-- Instruction --
Pick out every line that holds the string "Welcome" and copy it.

-- Source material --
────────────────────

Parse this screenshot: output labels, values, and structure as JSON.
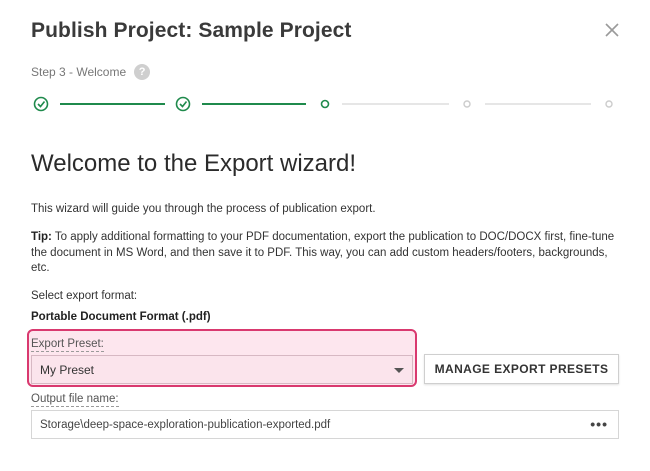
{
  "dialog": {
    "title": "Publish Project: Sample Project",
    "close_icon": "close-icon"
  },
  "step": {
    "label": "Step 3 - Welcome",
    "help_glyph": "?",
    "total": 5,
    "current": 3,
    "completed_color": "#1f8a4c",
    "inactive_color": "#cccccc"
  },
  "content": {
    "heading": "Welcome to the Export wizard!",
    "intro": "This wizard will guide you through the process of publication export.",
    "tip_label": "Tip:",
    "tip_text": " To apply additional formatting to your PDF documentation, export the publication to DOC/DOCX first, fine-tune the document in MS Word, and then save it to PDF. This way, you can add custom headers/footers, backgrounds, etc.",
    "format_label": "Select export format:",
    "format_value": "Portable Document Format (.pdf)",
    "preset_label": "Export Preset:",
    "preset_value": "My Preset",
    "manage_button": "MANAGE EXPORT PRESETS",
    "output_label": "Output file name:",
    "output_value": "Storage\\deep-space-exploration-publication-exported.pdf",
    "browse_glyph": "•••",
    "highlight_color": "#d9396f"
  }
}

────────────────────

-- Result of this exercise --
    "label": "Step 3 - Welcome",
    "heading": "Welcome to the Export wizard!",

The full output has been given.